--- Task directions ---
Convert every line of the records below into a JSON list of strings, with one string per line and blank lines left out.

[Spatial layout data]

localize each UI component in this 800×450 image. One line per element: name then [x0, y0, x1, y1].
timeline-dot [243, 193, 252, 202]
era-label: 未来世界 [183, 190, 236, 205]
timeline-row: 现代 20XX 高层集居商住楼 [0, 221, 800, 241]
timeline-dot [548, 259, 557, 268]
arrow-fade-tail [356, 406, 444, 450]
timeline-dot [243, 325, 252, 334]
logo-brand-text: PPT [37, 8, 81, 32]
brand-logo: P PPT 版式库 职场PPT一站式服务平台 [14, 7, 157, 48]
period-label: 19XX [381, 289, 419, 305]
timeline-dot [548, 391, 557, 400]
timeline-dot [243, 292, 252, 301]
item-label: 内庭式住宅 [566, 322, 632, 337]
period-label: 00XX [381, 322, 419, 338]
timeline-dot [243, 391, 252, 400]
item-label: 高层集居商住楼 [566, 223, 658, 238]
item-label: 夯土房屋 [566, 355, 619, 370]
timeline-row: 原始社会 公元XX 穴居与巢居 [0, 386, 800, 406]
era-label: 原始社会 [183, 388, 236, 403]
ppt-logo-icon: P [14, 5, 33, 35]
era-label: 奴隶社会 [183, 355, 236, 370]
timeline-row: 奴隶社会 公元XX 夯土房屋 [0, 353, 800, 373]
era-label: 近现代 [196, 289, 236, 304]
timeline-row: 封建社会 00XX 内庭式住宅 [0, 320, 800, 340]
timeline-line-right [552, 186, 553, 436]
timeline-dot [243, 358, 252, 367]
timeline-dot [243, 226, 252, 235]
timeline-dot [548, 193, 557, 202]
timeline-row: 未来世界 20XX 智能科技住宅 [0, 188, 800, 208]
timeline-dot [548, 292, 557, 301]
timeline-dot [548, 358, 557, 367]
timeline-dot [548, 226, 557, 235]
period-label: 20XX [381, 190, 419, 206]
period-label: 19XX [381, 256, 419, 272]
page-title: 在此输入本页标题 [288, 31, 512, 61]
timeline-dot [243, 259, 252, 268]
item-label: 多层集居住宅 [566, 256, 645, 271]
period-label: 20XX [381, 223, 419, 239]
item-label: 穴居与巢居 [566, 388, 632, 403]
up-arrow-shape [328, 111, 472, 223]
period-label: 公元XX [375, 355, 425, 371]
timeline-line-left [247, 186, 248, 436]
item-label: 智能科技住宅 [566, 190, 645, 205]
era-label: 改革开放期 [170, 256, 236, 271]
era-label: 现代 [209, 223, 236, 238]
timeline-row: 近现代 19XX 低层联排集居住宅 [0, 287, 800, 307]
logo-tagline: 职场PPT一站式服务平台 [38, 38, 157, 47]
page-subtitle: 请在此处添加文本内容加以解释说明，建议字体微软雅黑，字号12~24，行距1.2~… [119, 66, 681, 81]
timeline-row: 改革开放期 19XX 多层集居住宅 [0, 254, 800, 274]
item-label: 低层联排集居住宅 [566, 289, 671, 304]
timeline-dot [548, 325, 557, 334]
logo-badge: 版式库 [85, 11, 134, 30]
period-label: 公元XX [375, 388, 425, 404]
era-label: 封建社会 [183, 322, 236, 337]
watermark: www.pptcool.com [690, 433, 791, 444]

--- Exercise solution ---
[
  "localize each UI component in this 800×450 image. One line per element: name then [x0, y0, x1, y1].",
  "timeline-dot [243, 193, 252, 202]",
  "era-label: 未来世界 [183, 190, 236, 205]",
  "timeline-row: 现代 20XX 高层集居商住楼 [0, 221, 800, 241]",
  "timeline-dot [548, 259, 557, 268]",
  "arrow-fade-tail [356, 406, 444, 450]",
  "timeline-dot [243, 325, 252, 334]",
  "logo-brand-text: PPT [37, 8, 81, 32]",
  "brand-logo: P PPT 版式库 职场PPT一站式服务平台 [14, 7, 157, 48]",
  "period-label: 19XX [381, 289, 419, 305]",
  "timeline-dot [548, 391, 557, 400]",
  "timeline-dot [243, 292, 252, 301]",
  "item-label: 内庭式住宅 [566, 322, 632, 337]",
  "period-label: 00XX [381, 322, 419, 338]",
  "timeline-dot [243, 391, 252, 400]",
  "item-label: 高层集居商住楼 [566, 223, 658, 238]",
  "item-label: 夯土房屋 [566, 355, 619, 370]",
  "timeline-row: 原始社会 公元XX 穴居与巢居 [0, 386, 800, 406]",
  "era-label: 原始社会 [183, 388, 236, 403]",
  "ppt-logo-icon: P [14, 5, 33, 35]",
  "era-label: 奴隶社会 [183, 355, 236, 370]",
  "timeline-row: 奴隶社会 公元XX 夯土房屋 [0, 353, 800, 373]",
  "era-label: 近现代 [196, 289, 236, 304]",
  "timeline-row: 封建社会 00XX 内庭式住宅 [0, 320, 800, 340]",
  "timeline-line-right [552, 186, 553, 436]",
  "timeline-dot [243, 358, 252, 367]",
  "timeline-dot [243, 226, 252, 235]",
  "timeline-dot [548, 193, 557, 202]",
  "timeline-row: 未来世界 20XX 智能科技住宅 [0, 188, 800, 208]",
  "timeline-dot [548, 292, 557, 301]",
  "timeline-dot [548, 358, 557, 367]",
  "timeline-dot [548, 226, 557, 235]",
  "period-label: 20XX [381, 190, 419, 206]",
  "period-label: 19XX [381, 256, 419, 272]",
  "page-title: 在此输入本页标题 [288, 31, 512, 61]",
  "timeline-dot [243, 259, 252, 268]",
  "item-label: 多层集居住宅 [566, 256, 645, 271]",
  "period-label: 20XX [381, 223, 419, 239]",
  "item-label: 穴居与巢居 [566, 388, 632, 403]",
  "up-arrow-shape [328, 111, 472, 223]",
  "period-label: 公元XX [375, 355, 425, 371]",
  "timeline-line-left [247, 186, 248, 436]",
  "item-label: 智能科技住宅 [566, 190, 645, 205]",
  "era-label: 改革开放期 [170, 256, 236, 271]",
  "era-label: 现代 [209, 223, 236, 238]",
  "timeline-row: 近现代 19XX 低层联排集居住宅 [0, 287, 800, 307]",
  "logo-tagline: 职场PPT一站式服务平台 [38, 38, 157, 47]",
  "page-subtitle: 请在此处添加文本内容加以解释说明，建议字体微软雅黑，字号12~24，行距1.2~… [119, 66, 681, 81]",
  "timeline-row: 改革开放期 19XX 多层集居住宅 [0, 254, 800, 274]",
  "item-label: 低层联排集居住宅 [566, 289, 671, 304]",
  "timeline-dot [548, 325, 557, 334]",
  "logo-badge: 版式库 [85, 11, 134, 30]",
  "period-label: 公元XX [375, 388, 425, 404]",
  "era-label: 封建社会 [183, 322, 236, 337]",
  "watermark: www.pptcool.com [690, 433, 791, 444]"
]